The problem: Could you reproduce word for word the part of the memorial to Kurt Bishop that begins at the words "And send him" and stops after "love you Kurty!!!!!!!!!"?

------ Given text ------

In Loving Memory of Kurt Bishop

August 15, 1986-June 30, 2007

 

A Special Angel

There’s a special angel in heaven

That is a part of me

It is not where I wanted him

But where God wanted him to be

He was here but just a moment

Like a night time shooting star

And though he is in heaven

He isn’t very far

He touched the heart of many

Like only an angel can do

I would’ve held him more often

If the end I only knew

So I send this special message

To the heavens up above

Please take care of my angel

And send him all my love.

 

Mom August 1, 2008
 
Mom December 21, 2007
 
They're Are No Words
Kurt when a wife loses her husband she is called a widow. When a husband loses his wife he is called a widower. When a child loses their parents they are called orphans. When a parent loses a child they aren't called anything. Thats because the pain is so bad they're are NO words to express it. We love you sweet angel. I know we will see you again. I wish for Christmas I could see that beautiful smile one more time and give you a big hug and kiss. Even in a dream. That is the only thing I truly want. I love you Kurt with all my heart and soul. You are my "Free Bird"
Mom December 9, 2007
 
I love you Kurty!!!!!!!!!
image I've been thinking alot about all the wonderful Christmas's we shared and they always bring a smile to my face. Then I think of you not being here this Christmas and it just kills me. The pain just never goes away. I feel like a knife is stuck in my heart. One of my favorite memories Christmas 1991. You were 5 and Rusty was 8. Dad was at work and you guys were sleeping with me. We were telling stories and you and Rusty heard Santa's reindeer on the house. You both were so excited because we I them also. We listened so intensely. We heard the bells and everything. We all pretended to be asleep so Santa would leave you toys. You were both so cute. Dad and I have enjoyed being with you and Rusty so much. You were such a joy! We love you sweetie and miss you more than words could ever express. All my love forever. Mom 
Heather Bice December 8, 2007
 
I LOVE YOU AND MISS YOU!

------ Data provided ------

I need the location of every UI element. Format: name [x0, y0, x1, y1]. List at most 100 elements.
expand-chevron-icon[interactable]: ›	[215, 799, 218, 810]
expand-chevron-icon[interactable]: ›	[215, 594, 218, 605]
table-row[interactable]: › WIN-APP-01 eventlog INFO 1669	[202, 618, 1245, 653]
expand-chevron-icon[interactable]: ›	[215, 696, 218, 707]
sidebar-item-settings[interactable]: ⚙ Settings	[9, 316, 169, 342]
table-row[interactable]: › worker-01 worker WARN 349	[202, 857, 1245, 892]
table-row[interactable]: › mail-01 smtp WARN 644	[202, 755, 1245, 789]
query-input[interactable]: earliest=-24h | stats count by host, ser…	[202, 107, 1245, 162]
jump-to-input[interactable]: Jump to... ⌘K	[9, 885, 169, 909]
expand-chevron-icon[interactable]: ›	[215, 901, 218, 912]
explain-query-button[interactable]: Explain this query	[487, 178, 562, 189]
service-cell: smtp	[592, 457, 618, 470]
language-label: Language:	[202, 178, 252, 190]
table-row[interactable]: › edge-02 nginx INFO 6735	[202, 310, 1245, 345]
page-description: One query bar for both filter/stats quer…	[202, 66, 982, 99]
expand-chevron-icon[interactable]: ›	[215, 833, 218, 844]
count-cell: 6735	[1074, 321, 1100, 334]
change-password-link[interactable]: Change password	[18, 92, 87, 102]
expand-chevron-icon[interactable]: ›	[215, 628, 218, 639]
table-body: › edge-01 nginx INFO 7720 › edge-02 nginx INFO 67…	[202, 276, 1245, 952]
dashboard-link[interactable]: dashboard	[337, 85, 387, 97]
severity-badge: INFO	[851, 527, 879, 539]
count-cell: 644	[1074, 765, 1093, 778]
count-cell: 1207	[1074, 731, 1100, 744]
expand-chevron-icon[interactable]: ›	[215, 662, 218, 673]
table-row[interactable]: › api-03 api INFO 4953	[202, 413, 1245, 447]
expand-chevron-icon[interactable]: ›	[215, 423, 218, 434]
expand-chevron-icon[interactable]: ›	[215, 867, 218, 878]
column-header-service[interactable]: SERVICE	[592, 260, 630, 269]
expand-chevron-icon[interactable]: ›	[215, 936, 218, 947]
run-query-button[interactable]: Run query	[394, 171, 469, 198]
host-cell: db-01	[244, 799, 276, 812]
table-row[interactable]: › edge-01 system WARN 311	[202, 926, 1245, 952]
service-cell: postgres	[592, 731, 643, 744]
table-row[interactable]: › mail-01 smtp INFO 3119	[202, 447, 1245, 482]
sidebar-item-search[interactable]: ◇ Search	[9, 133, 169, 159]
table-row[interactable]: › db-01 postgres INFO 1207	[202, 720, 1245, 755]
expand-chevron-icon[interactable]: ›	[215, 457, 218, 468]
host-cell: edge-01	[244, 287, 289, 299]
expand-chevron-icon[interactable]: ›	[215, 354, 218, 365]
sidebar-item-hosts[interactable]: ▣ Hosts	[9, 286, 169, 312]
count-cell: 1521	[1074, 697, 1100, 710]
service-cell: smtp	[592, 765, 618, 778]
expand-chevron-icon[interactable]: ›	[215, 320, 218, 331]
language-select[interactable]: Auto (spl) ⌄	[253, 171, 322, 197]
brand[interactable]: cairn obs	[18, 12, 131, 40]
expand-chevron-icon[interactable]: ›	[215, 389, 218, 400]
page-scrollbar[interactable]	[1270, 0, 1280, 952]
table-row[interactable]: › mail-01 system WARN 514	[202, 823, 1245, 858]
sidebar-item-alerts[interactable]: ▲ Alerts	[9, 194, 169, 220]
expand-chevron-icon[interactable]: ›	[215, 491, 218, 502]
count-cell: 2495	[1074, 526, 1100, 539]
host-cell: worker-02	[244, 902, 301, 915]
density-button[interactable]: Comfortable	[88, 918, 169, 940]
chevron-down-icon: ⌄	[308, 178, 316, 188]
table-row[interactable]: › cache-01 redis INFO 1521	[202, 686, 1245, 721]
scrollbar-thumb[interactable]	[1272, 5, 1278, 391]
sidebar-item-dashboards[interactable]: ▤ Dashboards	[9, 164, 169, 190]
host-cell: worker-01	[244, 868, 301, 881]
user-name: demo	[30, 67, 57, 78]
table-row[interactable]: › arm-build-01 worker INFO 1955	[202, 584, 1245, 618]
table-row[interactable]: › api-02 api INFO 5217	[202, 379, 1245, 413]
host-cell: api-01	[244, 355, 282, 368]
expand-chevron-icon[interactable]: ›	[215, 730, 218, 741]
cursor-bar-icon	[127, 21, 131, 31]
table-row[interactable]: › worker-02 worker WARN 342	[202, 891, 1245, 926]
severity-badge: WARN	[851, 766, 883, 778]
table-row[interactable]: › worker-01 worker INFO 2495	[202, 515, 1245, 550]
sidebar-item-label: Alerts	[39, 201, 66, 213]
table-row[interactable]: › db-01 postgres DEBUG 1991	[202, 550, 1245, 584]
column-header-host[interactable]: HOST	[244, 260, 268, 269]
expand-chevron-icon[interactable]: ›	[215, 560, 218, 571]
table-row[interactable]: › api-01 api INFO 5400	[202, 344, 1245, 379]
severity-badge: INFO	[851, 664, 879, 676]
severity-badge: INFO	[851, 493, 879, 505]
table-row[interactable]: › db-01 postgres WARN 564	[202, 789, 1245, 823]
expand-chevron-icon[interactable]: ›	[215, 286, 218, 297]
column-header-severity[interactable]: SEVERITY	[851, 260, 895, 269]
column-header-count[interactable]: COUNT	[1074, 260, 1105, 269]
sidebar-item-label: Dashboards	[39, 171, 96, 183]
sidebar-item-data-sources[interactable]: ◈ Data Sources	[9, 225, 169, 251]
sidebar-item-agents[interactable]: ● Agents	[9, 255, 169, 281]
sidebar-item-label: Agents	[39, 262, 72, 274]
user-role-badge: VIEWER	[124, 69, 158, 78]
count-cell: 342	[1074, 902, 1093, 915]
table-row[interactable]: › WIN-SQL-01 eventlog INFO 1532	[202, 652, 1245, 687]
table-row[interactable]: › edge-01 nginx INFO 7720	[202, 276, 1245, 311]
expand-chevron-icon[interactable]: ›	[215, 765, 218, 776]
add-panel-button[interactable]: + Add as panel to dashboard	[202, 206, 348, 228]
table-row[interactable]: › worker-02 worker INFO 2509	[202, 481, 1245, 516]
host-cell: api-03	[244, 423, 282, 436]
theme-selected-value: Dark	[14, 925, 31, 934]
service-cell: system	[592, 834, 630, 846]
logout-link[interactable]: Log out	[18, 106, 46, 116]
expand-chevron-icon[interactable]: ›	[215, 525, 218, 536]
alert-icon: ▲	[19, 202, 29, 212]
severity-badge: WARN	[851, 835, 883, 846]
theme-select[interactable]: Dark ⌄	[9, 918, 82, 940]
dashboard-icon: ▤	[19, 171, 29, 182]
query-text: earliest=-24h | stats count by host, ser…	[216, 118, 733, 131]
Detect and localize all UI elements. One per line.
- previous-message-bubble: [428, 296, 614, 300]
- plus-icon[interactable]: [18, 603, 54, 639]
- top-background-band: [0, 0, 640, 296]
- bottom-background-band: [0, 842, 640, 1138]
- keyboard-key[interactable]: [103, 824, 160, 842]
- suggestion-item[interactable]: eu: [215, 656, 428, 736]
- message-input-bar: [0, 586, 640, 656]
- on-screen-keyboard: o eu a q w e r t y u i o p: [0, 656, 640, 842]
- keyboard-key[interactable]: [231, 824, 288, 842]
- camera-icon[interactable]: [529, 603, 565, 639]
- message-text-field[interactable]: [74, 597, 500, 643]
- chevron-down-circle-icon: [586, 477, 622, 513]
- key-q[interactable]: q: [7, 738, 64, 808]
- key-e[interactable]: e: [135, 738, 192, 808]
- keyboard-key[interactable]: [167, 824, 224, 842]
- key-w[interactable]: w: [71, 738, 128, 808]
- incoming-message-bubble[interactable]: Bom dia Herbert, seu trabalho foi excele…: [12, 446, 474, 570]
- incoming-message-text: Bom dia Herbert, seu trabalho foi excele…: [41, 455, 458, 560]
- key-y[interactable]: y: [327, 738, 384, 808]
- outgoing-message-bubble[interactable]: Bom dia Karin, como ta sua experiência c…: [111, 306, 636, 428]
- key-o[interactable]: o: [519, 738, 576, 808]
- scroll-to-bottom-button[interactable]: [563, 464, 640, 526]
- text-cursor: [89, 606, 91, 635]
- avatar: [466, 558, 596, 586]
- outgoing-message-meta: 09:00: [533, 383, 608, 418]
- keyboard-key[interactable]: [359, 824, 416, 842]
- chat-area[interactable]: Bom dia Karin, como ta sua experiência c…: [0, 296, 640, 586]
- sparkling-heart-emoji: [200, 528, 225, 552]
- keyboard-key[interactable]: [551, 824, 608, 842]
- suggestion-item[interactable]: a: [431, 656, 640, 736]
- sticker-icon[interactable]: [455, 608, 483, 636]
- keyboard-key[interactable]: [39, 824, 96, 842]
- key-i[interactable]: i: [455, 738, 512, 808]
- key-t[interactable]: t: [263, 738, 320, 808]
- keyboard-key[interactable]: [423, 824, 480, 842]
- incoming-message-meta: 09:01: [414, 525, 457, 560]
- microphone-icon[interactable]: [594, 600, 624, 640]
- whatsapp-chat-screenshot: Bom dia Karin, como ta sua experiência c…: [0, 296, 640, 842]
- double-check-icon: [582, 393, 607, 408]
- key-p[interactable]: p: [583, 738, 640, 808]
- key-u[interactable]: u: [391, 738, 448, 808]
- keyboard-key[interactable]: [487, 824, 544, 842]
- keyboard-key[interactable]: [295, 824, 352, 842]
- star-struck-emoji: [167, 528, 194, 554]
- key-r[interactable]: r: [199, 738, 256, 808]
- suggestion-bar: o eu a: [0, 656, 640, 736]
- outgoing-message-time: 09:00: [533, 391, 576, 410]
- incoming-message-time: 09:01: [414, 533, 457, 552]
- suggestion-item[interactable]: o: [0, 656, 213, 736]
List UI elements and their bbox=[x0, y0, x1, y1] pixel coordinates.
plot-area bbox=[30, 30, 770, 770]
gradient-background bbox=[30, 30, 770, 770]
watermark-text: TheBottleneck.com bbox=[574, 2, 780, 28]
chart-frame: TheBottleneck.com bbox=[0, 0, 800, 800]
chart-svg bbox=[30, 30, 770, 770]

------

Correct output:
And send him all my love.

 

Mom August 1, 2008
 
Mom December 21, 2007
 
They're Are No Words
Kurt when a wife loses her husband she is called a widow. When a husband loses his wife he is called a widower. When a child loses their parents they are called orphans. When a parent loses a child they aren't called anything. Thats because the pain is so bad they're are NO words to express it. We love you sweet angel. I know we will see you again. I wish for Christmas I could see that beautiful smile one more time and give you a big hug and kiss. Even in a dream. That is the only thing I truly want. I love you Kurt with all my heart and soul. You are my "Free Bird"
Mom December 9, 2007
 
I love you Kurty!!!!!!!!!